— Start of DATA TO PROCESS —
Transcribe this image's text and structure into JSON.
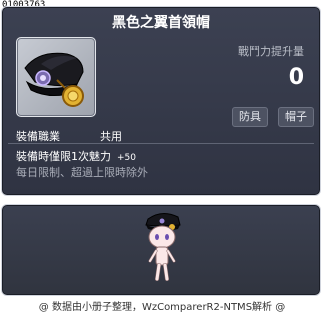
{
  "item_id": "01003763",
  "title": "黑色之翼首領帽",
  "power": {
    "label": "戰鬥力提升量",
    "value": "0"
  },
  "tags": [
    "防具",
    "帽子"
  ],
  "job": {
    "label": "裝備職業",
    "value": "共用"
  },
  "stat_text": "裝備時僅限1次魅力",
  "stat_plus": "+50",
  "limit_text": "每日限制、超過上限時除外",
  "footer": "@ 数据由小册子整理，WzComparerR2-NTMS解析 @",
  "icons": {
    "item": "black-wing-captain-hat-icon",
    "character": "character-preview"
  }
}
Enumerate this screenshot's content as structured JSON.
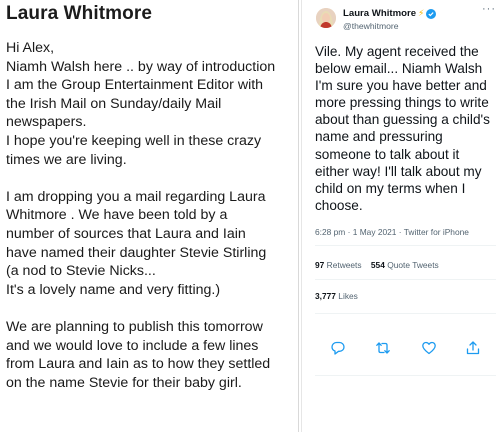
{
  "email": {
    "sender": "Laura Whitmore",
    "lines": [
      "Hi Alex,",
      "Niamh Walsh here .. by way of introduction",
      "I am the Group Entertainment Editor with",
      "the Irish Mail on Sunday/daily Mail",
      "newspapers.",
      "I hope you're keeping well in these crazy",
      "times we are living.",
      "",
      "I am dropping you a mail regarding Laura",
      "Whitmore . We have been told by a",
      "number of sources that Laura and Iain",
      "have named their daughter Stevie Stirling",
      "(a nod to Stevie Nicks...",
      "It's a lovely name and very fitting.)",
      "",
      "We are planning to publish this tomorrow",
      "and we would love to include a few lines",
      "from Laura and Iain as to how they settled",
      "on the name Stevie for their baby girl."
    ]
  },
  "tweet": {
    "author_name": "Laura Whitmore",
    "name_emoji": "⚡",
    "handle": "@thewhitmore",
    "text_lines": [
      "Vile. My agent received the",
      "below email... Niamh Walsh",
      "I'm sure you have better and",
      "more pressing things to write",
      "about than guessing a child's",
      "name and pressuring",
      "someone to talk about it",
      "either way! I'll talk about my",
      "child on my terms when I",
      "choose."
    ],
    "timestamp": "6:28 pm · 1 May 2021 · Twitter for iPhone",
    "retweets_count": "97",
    "retweets_label": "Retweets",
    "quotes_count": "554",
    "quotes_label": "Quote Tweets",
    "likes_count": "3,777",
    "likes_label": "Likes",
    "more_label": "···",
    "colors": {
      "verified": "#1d9bf0",
      "bolt": "#f5b400",
      "icon": "#1d9bf0"
    }
  }
}
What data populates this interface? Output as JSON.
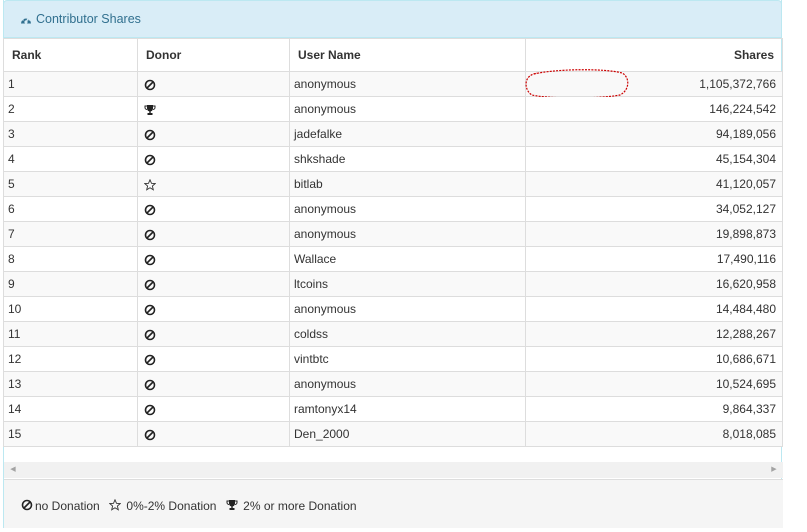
{
  "panel": {
    "title": "Contributor Shares",
    "title_icon": "dashboard-icon"
  },
  "table": {
    "headers": {
      "rank": "Rank",
      "donor": "Donor",
      "user": "User Name",
      "shares": "Shares"
    },
    "rows": [
      {
        "rank": "1",
        "donor": "none",
        "user": "anonymous",
        "shares": "1,105,372,766"
      },
      {
        "rank": "2",
        "donor": "trophy",
        "user": "anonymous",
        "shares": "146,224,542"
      },
      {
        "rank": "3",
        "donor": "none",
        "user": "jadefalke",
        "shares": "94,189,056"
      },
      {
        "rank": "4",
        "donor": "none",
        "user": "shkshade",
        "shares": "45,154,304"
      },
      {
        "rank": "5",
        "donor": "star",
        "user": "bitlab",
        "shares": "41,120,057"
      },
      {
        "rank": "6",
        "donor": "none",
        "user": "anonymous",
        "shares": "34,052,127"
      },
      {
        "rank": "7",
        "donor": "none",
        "user": "anonymous",
        "shares": "19,898,873"
      },
      {
        "rank": "8",
        "donor": "none",
        "user": "Wallace",
        "shares": "17,490,116"
      },
      {
        "rank": "9",
        "donor": "none",
        "user": "ltcoins",
        "shares": "16,620,958"
      },
      {
        "rank": "10",
        "donor": "none",
        "user": "anonymous",
        "shares": "14,484,480"
      },
      {
        "rank": "11",
        "donor": "none",
        "user": "coldss",
        "shares": "12,288,267"
      },
      {
        "rank": "12",
        "donor": "none",
        "user": "vintbtc",
        "shares": "10,686,671"
      },
      {
        "rank": "13",
        "donor": "none",
        "user": "anonymous",
        "shares": "10,524,695"
      },
      {
        "rank": "14",
        "donor": "none",
        "user": "ramtonyx14",
        "shares": "9,864,337"
      },
      {
        "rank": "15",
        "donor": "none",
        "user": "Den_2000",
        "shares": "8,018,085"
      }
    ]
  },
  "legend": {
    "none": "no Donation",
    "star": "0%-2% Donation",
    "trophy": "2% or more Donation"
  },
  "colors": {
    "heading_bg": "#d9edf7",
    "heading_text": "#31708f",
    "highlight_circle": "#cc0000"
  }
}
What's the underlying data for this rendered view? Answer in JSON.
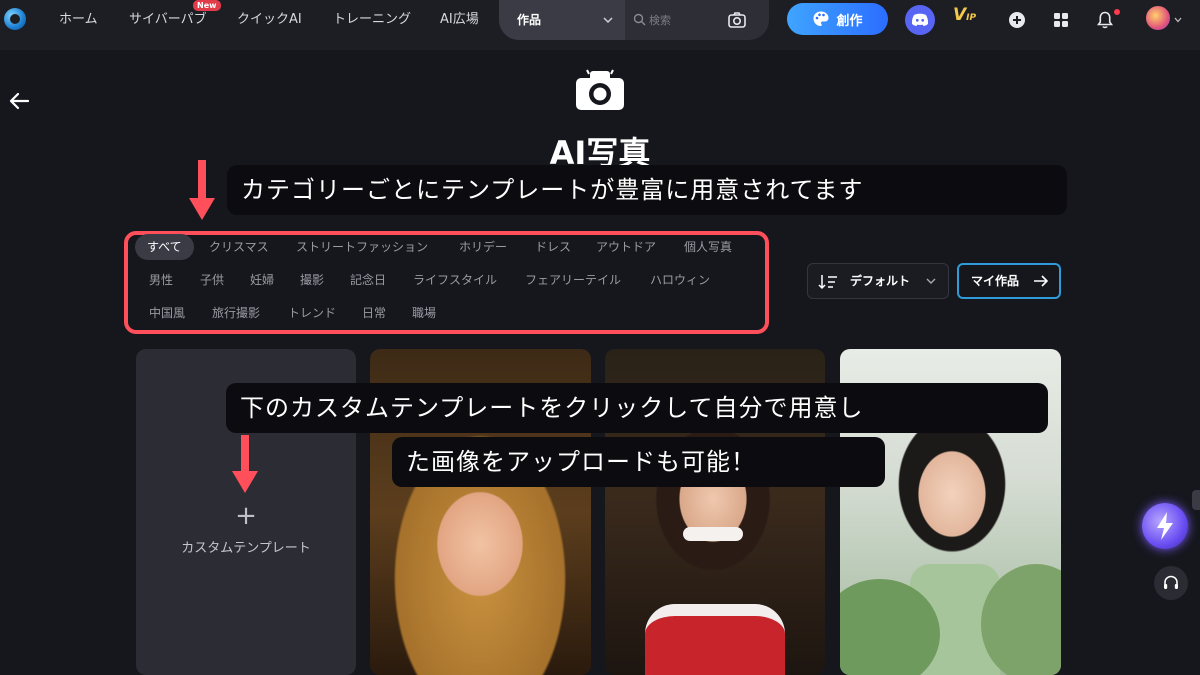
{
  "nav": {
    "items": [
      "ホーム",
      "サイバーパブ",
      "クイックAI",
      "トレーニング",
      "AI広場"
    ],
    "new_badge": "New",
    "search_scope": "作品",
    "search_placeholder": "検索",
    "create_label": "創作",
    "vip_label": "V",
    "vip_suffix": "IP"
  },
  "header": {
    "title": "AI写真"
  },
  "annotations": {
    "top": "カテゴリーごとにテンプレートが豊富に用意されてます",
    "bottom_line1": "下のカスタムテンプレートをクリックして自分で用意し",
    "bottom_line2": "た画像をアップロードも可能！"
  },
  "categories": {
    "row1": [
      "すべて",
      "クリスマス",
      "ストリートファッション",
      "ホリデー",
      "ドレス",
      "アウトドア",
      "個人写真"
    ],
    "row2": [
      "男性",
      "子供",
      "妊婦",
      "撮影",
      "記念日",
      "ライフスタイル",
      "フェアリーテイル",
      "ハロウィン"
    ],
    "row3": [
      "中国風",
      "旅行撮影",
      "トレンド",
      "日常",
      "職場"
    ]
  },
  "controls": {
    "sort_label": "デフォルト",
    "my_works_label": "マイ作品"
  },
  "cards": {
    "custom_plus": "+",
    "custom_label": "カスタムテンプレート"
  },
  "colors": {
    "accent_blue": "#3fa4ff",
    "annotation_red": "#ff4f5a",
    "background": "#16171d"
  }
}
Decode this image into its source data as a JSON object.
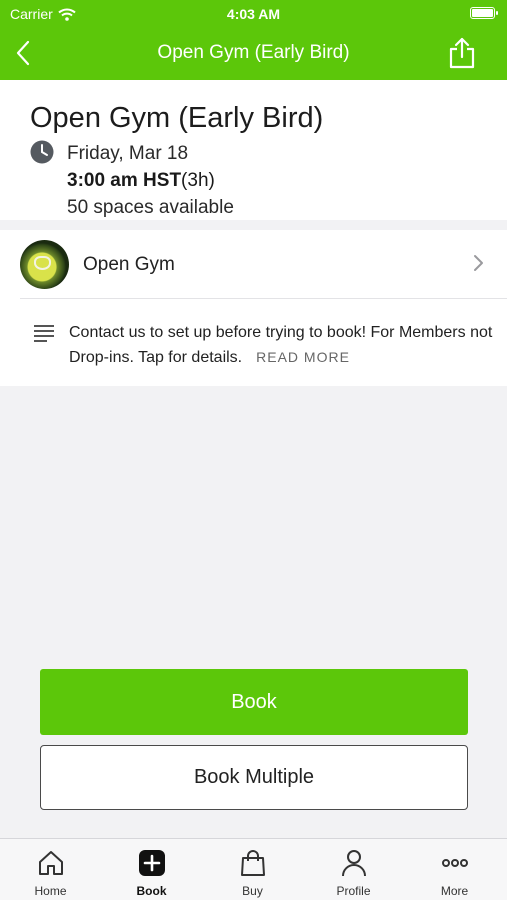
{
  "status_bar": {
    "carrier": "Carrier",
    "time": "4:03 AM"
  },
  "nav": {
    "title": "Open Gym (Early Bird)"
  },
  "event": {
    "title": "Open Gym (Early Bird)",
    "date": "Friday, Mar 18",
    "time_bold": "3:00 am HST",
    "duration": "(3h)",
    "spaces": "50 spaces available"
  },
  "category": {
    "label": "Open Gym"
  },
  "description": {
    "text": "Contact us to set up before trying to book! For Members not Drop-ins. Tap for details.",
    "read_more": "READ MORE"
  },
  "actions": {
    "book": "Book",
    "book_multiple": "Book Multiple"
  },
  "tabs": [
    {
      "label": "Home",
      "icon": "home-icon"
    },
    {
      "label": "Book",
      "icon": "plus-square-icon",
      "active": true
    },
    {
      "label": "Buy",
      "icon": "shopping-bag-icon"
    },
    {
      "label": "Profile",
      "icon": "person-icon"
    },
    {
      "label": "More",
      "icon": "ellipsis-icon"
    }
  ],
  "colors": {
    "brand_green": "#5cc70a",
    "background": "#f2f2f4"
  }
}
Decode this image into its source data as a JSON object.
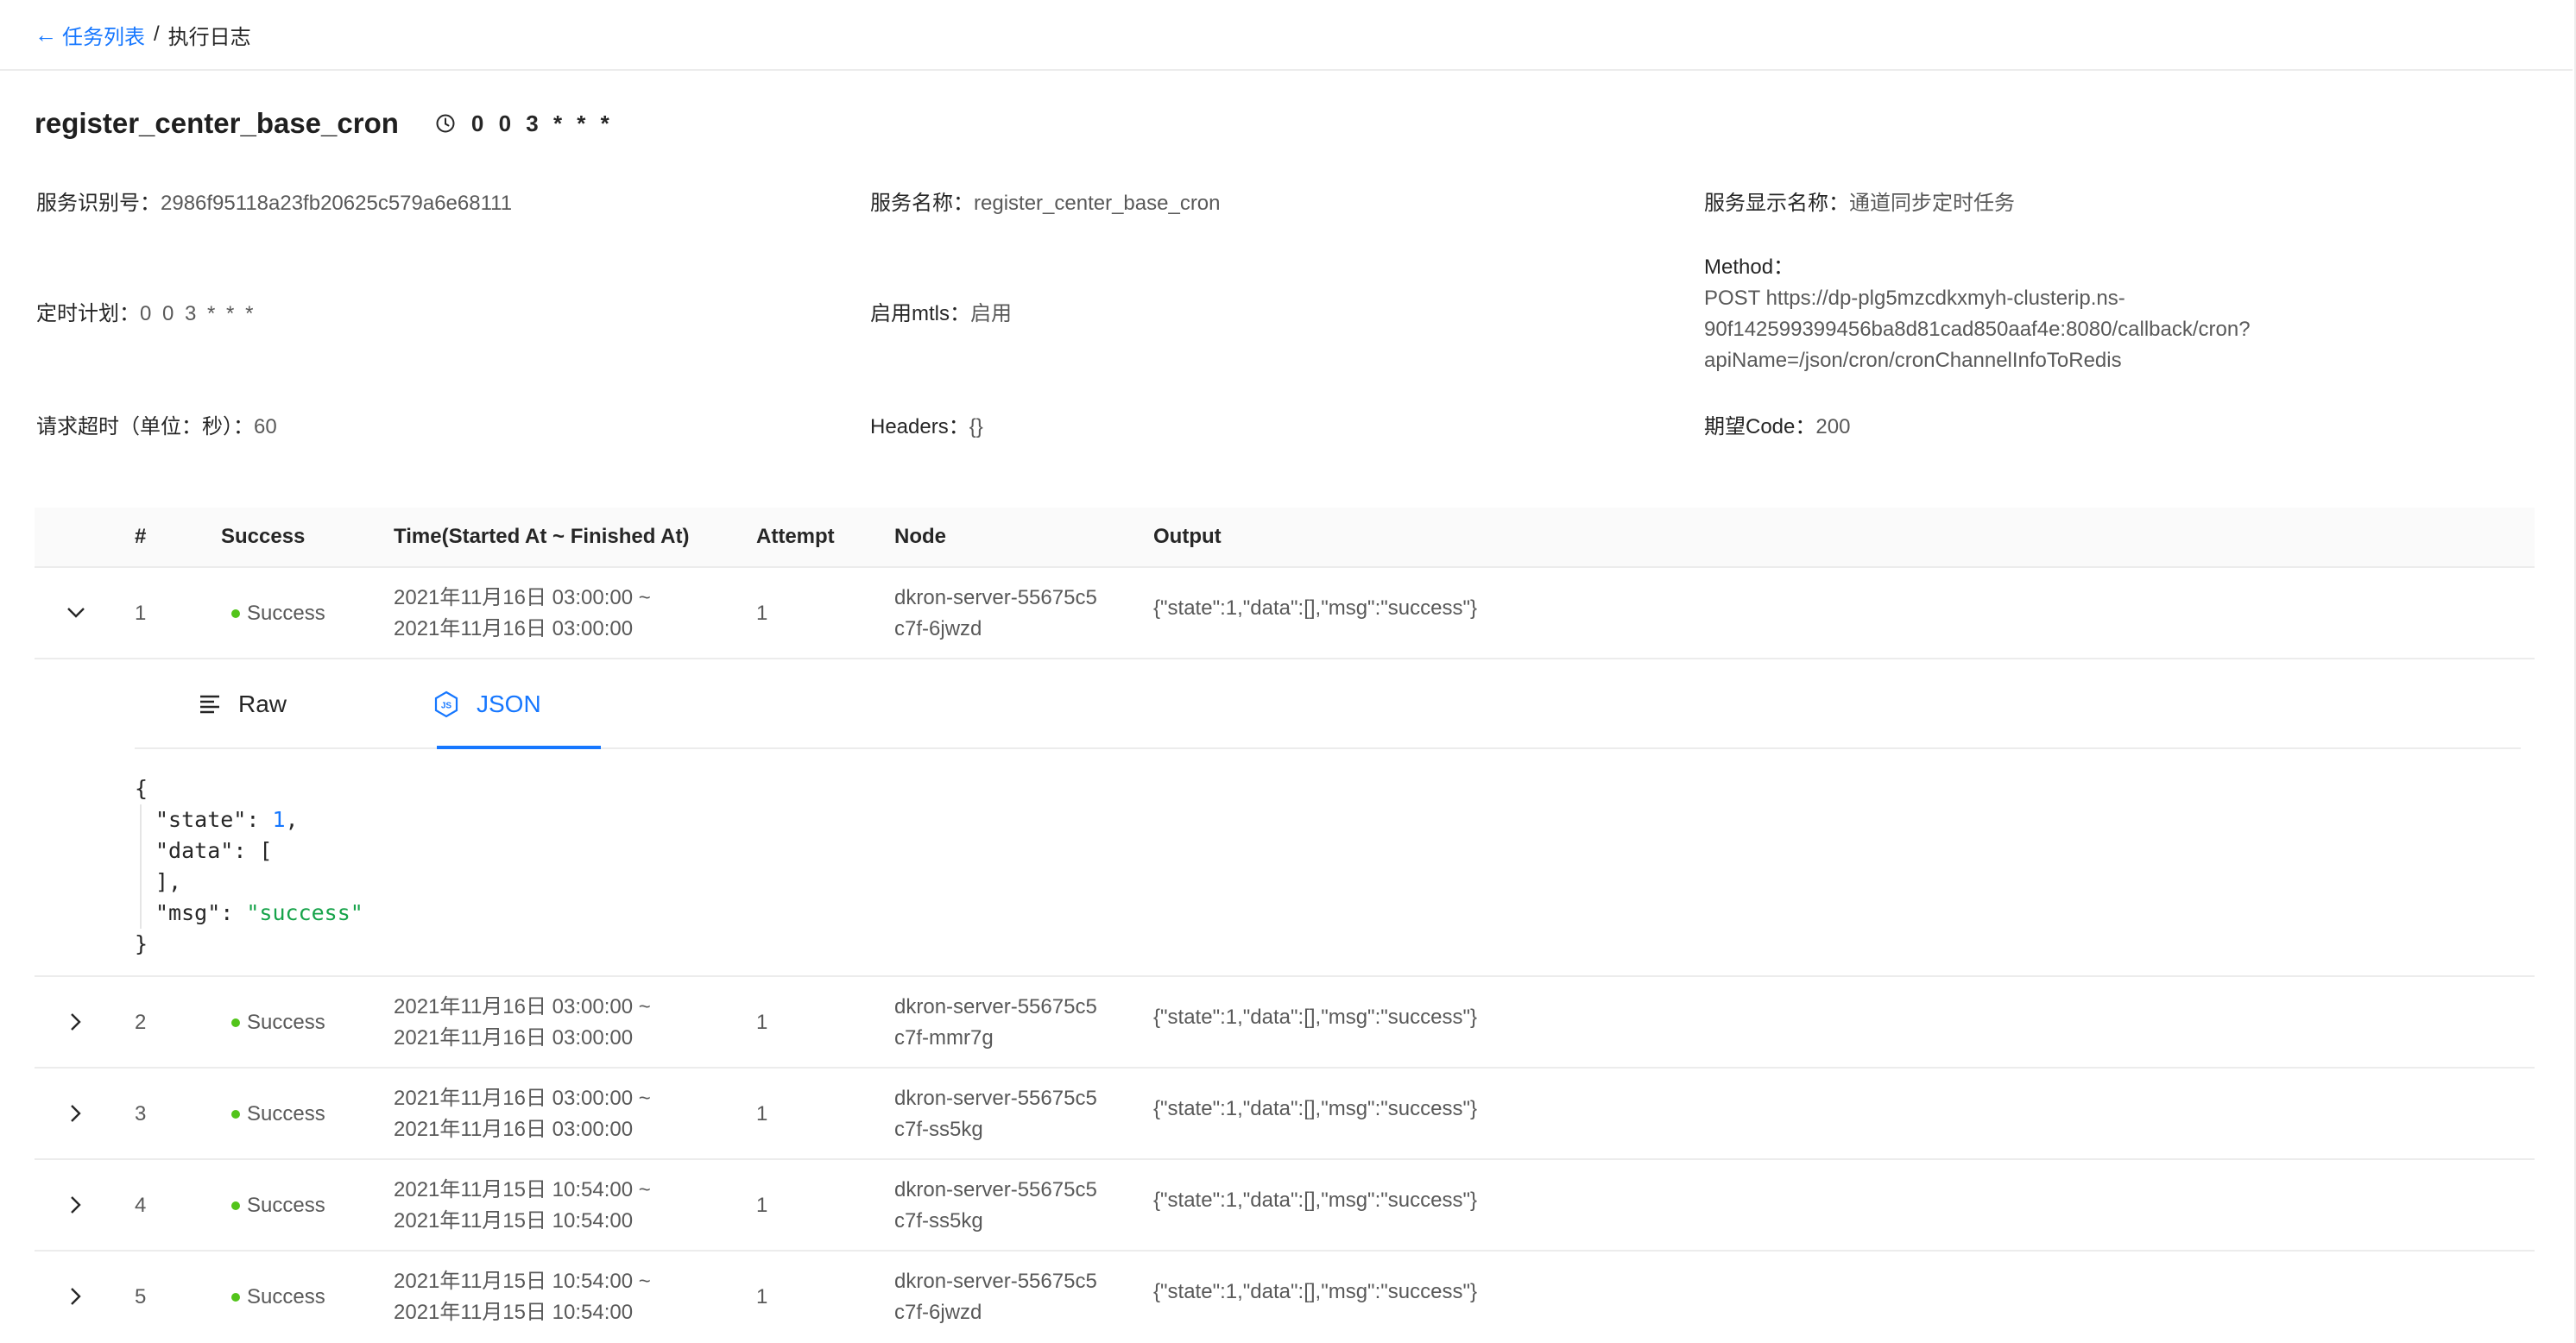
— End of DATA TO PROCESS —
▶ **GOAL**
Each line of the material must be retyped exactly, except that images are omitted.

▶ **REPLY**
Transcribe this image's text and structure into JSON.
{
  "item_id": "01003763",
  "title": "黑色之翼首領帽",
  "power": {
    "label": "戰鬥力提升量",
    "value": "0"
  },
  "tags": [
    "防具",
    "帽子"
  ],
  "job": {
    "label": "裝備職業",
    "value": "共用"
  },
  "stat_text": "裝備時僅限1次魅力",
  "stat_plus": "+50",
  "limit_text": "每日限制、超過上限時除外",
  "footer": "@ 数据由小册子整理，WzComparerR2-NTMS解析 @",
  "icons": {
    "item": "black-wing-captain-hat-icon",
    "character": "character-preview"
  }
}
Enumerate this screenshot's content as structured JSON.
{
  "email": {
    "sender": "Laura Whitmore",
    "lines": [
      "Hi Alex,",
      "Niamh Walsh here .. by way of introduction",
      "I am the Group Entertainment Editor with",
      "the Irish Mail on Sunday/daily Mail",
      "newspapers.",
      "I hope you're keeping well in these crazy",
      "times we are living.",
      "",
      "I am dropping you a mail regarding Laura",
      "Whitmore . We have been told by a",
      "number of sources that Laura and Iain",
      "have named their daughter Stevie Stirling",
      "(a nod to Stevie Nicks...",
      "It's a lovely name and very fitting.)",
      "",
      "We are planning to publish this tomorrow",
      "and we would love to include a few lines",
      "from Laura and Iain as to how they settled",
      "on the name Stevie for their baby girl."
    ]
  },
  "tweet": {
    "author_name": "Laura Whitmore",
    "name_emoji": "⚡",
    "handle": "@thewhitmore",
    "text_lines": [
      "Vile. My agent received the",
      "below email... Niamh Walsh",
      "I'm sure you have better and",
      "more pressing things to write",
      "about than guessing a child's",
      "name and pressuring",
      "someone to talk about it",
      "either way! I'll talk about my",
      "child on my terms when I",
      "choose."
    ],
    "timestamp": "6:28 pm · 1 May 2021 · Twitter for iPhone",
    "retweets_count": "97",
    "retweets_label": "Retweets",
    "quotes_count": "554",
    "quotes_label": "Quote Tweets",
    "likes_count": "3,777",
    "likes_label": "Likes",
    "more_label": "···",
    "colors": {
      "verified": "#1d9bf0",
      "bolt": "#f5b400",
      "icon": "#1d9bf0"
    }
  }
}
What data populates this interface? Output as JSON.
{
  "panel": {
    "title": "Contributor Shares",
    "title_icon": "dashboard-icon"
  },
  "table": {
    "headers": {
      "rank": "Rank",
      "donor": "Donor",
      "user": "User Name",
      "shares": "Shares"
    },
    "rows": [
      {
        "rank": "1",
        "donor": "none",
        "user": "anonymous",
        "shares": "1,105,372,766"
      },
      {
        "rank": "2",
        "donor": "trophy",
        "user": "anonymous",
        "shares": "146,224,542"
      },
      {
        "rank": "3",
        "donor": "none",
        "user": "jadefalke",
        "shares": "94,189,056"
      },
      {
        "rank": "4",
        "donor": "none",
        "user": "shkshade",
        "shares": "45,154,304"
      },
      {
        "rank": "5",
        "donor": "star",
        "user": "bitlab",
        "shares": "41,120,057"
      },
      {
        "rank": "6",
        "donor": "none",
        "user": "anonymous",
        "shares": "34,052,127"
      },
      {
        "rank": "7",
        "donor": "none",
        "user": "anonymous",
        "shares": "19,898,873"
      },
      {
        "rank": "8",
        "donor": "none",
        "user": "Wallace",
        "shares": "17,490,116"
      },
      {
        "rank": "9",
        "donor": "none",
        "user": "ltcoins",
        "shares": "16,620,958"
      },
      {
        "rank": "10",
        "donor": "none",
        "user": "anonymous",
        "shares": "14,484,480"
      },
      {
        "rank": "11",
        "donor": "none",
        "user": "coldss",
        "shares": "12,288,267"
      },
      {
        "rank": "12",
        "donor": "none",
        "user": "vintbtc",
        "shares": "10,686,671"
      },
      {
        "rank": "13",
        "donor": "none",
        "user": "anonymous",
        "shares": "10,524,695"
      },
      {
        "rank": "14",
        "donor": "none",
        "user": "ramtonyx14",
        "shares": "9,864,337"
      },
      {
        "rank": "15",
        "donor": "none",
        "user": "Den_2000",
        "shares": "8,018,085"
      }
    ]
  },
  "legend": {
    "none": "no Donation",
    "star": "0%-2% Donation",
    "trophy": "2% or more Donation"
  },
  "colors": {
    "heading_bg": "#d9edf7",
    "heading_text": "#31708f",
    "highlight_circle": "#cc0000"
  }
}
What's the underlying data for this rendered view? Answer in JSON.
{
  "nav": {
    "items": [
      "ホーム",
      "サイバーパブ",
      "クイックAI",
      "トレーニング",
      "AI広場"
    ],
    "new_badge": "New",
    "search_scope": "作品",
    "search_placeholder": "検索",
    "create_label": "創作",
    "vip_label": "V",
    "vip_suffix": "IP"
  },
  "header": {
    "title": "AI写真"
  },
  "annotations": {
    "top": "カテゴリーごとにテンプレートが豊富に用意されてます",
    "bottom_line1": "下のカスタムテンプレートをクリックして自分で用意し",
    "bottom_line2": "た画像をアップロードも可能！"
  },
  "categories": {
    "row1": [
      "すべて",
      "クリスマス",
      "ストリートファッション",
      "ホリデー",
      "ドレス",
      "アウトドア",
      "個人写真"
    ],
    "row2": [
      "男性",
      "子供",
      "妊婦",
      "撮影",
      "記念日",
      "ライフスタイル",
      "フェアリーテイル",
      "ハロウィン"
    ],
    "row3": [
      "中国風",
      "旅行撮影",
      "トレンド",
      "日常",
      "職場"
    ]
  },
  "controls": {
    "sort_label": "デフォルト",
    "my_works_label": "マイ作品"
  },
  "cards": {
    "custom_plus": "+",
    "custom_label": "カスタムテンプレート"
  },
  "colors": {
    "accent_blue": "#3fa4ff",
    "annotation_red": "#ff4f5a",
    "background": "#16171d"
  }
}
Decode this image into its source data as a JSON object.
{
  "status_bar": {
    "carrier": "Carrier",
    "time": "4:03 AM"
  },
  "nav": {
    "title": "Open Gym (Early Bird)"
  },
  "event": {
    "title": "Open Gym (Early Bird)",
    "date": "Friday, Mar 18",
    "time_bold": "3:00 am HST",
    "duration": "(3h)",
    "spaces": "50 spaces available"
  },
  "category": {
    "label": "Open Gym"
  },
  "description": {
    "text": "Contact us to set up before trying to book! For Members not Drop-ins. Tap for details.",
    "read_more": "READ MORE"
  },
  "actions": {
    "book": "Book",
    "book_multiple": "Book Multiple"
  },
  "tabs": [
    {
      "label": "Home",
      "icon": "home-icon"
    },
    {
      "label": "Book",
      "icon": "plus-square-icon",
      "active": true
    },
    {
      "label": "Buy",
      "icon": "shopping-bag-icon"
    },
    {
      "label": "Profile",
      "icon": "person-icon"
    },
    {
      "label": "More",
      "icon": "ellipsis-icon"
    }
  ],
  "colors": {
    "brand_green": "#5cc70a",
    "background": "#f2f2f4"
  }
}
Decode this image into its source data as a JSON object.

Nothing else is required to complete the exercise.